» **Task brief**
Exactly reproduce the entries, dropping any pictures from your copy.

-- -- --

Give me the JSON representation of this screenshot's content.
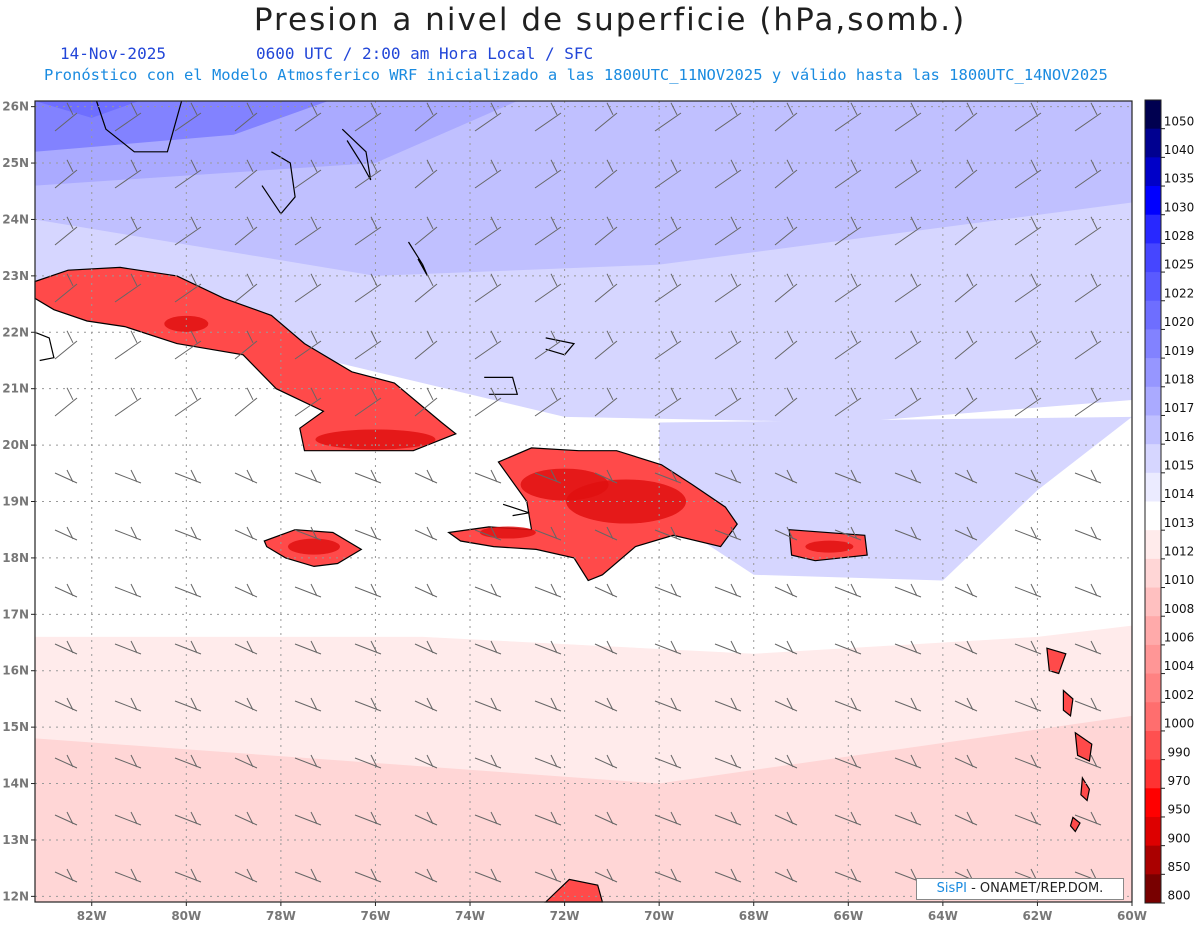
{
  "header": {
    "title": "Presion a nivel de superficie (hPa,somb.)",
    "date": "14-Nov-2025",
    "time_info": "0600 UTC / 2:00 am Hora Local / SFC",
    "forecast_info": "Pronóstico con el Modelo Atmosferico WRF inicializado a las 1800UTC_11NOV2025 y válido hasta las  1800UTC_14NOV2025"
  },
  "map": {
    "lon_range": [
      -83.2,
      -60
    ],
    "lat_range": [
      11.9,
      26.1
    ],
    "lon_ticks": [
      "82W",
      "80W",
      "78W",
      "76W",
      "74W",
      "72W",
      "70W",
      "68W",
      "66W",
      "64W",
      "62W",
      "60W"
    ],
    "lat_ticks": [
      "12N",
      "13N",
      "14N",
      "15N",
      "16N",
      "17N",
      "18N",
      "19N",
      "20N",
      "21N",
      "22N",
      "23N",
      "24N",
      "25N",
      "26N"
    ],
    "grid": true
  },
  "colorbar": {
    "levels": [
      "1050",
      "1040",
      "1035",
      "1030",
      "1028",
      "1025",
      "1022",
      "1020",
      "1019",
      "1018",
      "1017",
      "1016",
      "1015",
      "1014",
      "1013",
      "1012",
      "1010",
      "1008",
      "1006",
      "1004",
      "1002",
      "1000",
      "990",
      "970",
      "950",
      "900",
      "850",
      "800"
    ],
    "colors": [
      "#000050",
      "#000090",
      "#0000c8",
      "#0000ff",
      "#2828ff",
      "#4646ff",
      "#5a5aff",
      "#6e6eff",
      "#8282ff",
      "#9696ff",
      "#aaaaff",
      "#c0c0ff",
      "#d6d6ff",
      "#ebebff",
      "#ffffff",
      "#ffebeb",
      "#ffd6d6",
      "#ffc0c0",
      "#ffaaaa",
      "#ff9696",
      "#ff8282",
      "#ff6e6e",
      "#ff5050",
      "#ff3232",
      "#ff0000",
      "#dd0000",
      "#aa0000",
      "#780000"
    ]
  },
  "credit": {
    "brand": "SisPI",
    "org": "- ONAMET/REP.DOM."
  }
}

-- -- --

» **Written answer**
Give me the JSON representation of this screenshot's content.
{
  "header": {
    "title": "Presion a nivel de superficie (hPa,somb.)",
    "date": "14-Nov-2025",
    "time_info": "0600 UTC / 2:00 am Hora Local / SFC",
    "forecast_info": "Pronóstico con el Modelo Atmosferico WRF inicializado a las 1800UTC_11NOV2025 y válido hasta las  1800UTC_14NOV2025"
  },
  "map": {
    "lon_range": [
      -83.2,
      -60
    ],
    "lat_range": [
      11.9,
      26.1
    ],
    "lon_ticks": [
      "82W",
      "80W",
      "78W",
      "76W",
      "74W",
      "72W",
      "70W",
      "68W",
      "66W",
      "64W",
      "62W",
      "60W"
    ],
    "lat_ticks": [
      "12N",
      "13N",
      "14N",
      "15N",
      "16N",
      "17N",
      "18N",
      "19N",
      "20N",
      "21N",
      "22N",
      "23N",
      "24N",
      "25N",
      "26N"
    ],
    "grid": true
  },
  "colorbar": {
    "levels": [
      "1050",
      "1040",
      "1035",
      "1030",
      "1028",
      "1025",
      "1022",
      "1020",
      "1019",
      "1018",
      "1017",
      "1016",
      "1015",
      "1014",
      "1013",
      "1012",
      "1010",
      "1008",
      "1006",
      "1004",
      "1002",
      "1000",
      "990",
      "970",
      "950",
      "900",
      "850",
      "800"
    ],
    "colors": [
      "#000050",
      "#000090",
      "#0000c8",
      "#0000ff",
      "#2828ff",
      "#4646ff",
      "#5a5aff",
      "#6e6eff",
      "#8282ff",
      "#9696ff",
      "#aaaaff",
      "#c0c0ff",
      "#d6d6ff",
      "#ebebff",
      "#ffffff",
      "#ffebeb",
      "#ffd6d6",
      "#ffc0c0",
      "#ffaaaa",
      "#ff9696",
      "#ff8282",
      "#ff6e6e",
      "#ff5050",
      "#ff3232",
      "#ff0000",
      "#dd0000",
      "#aa0000",
      "#780000"
    ]
  },
  "credit": {
    "brand": "SisPI",
    "org": "- ONAMET/REP.DOM."
  }
}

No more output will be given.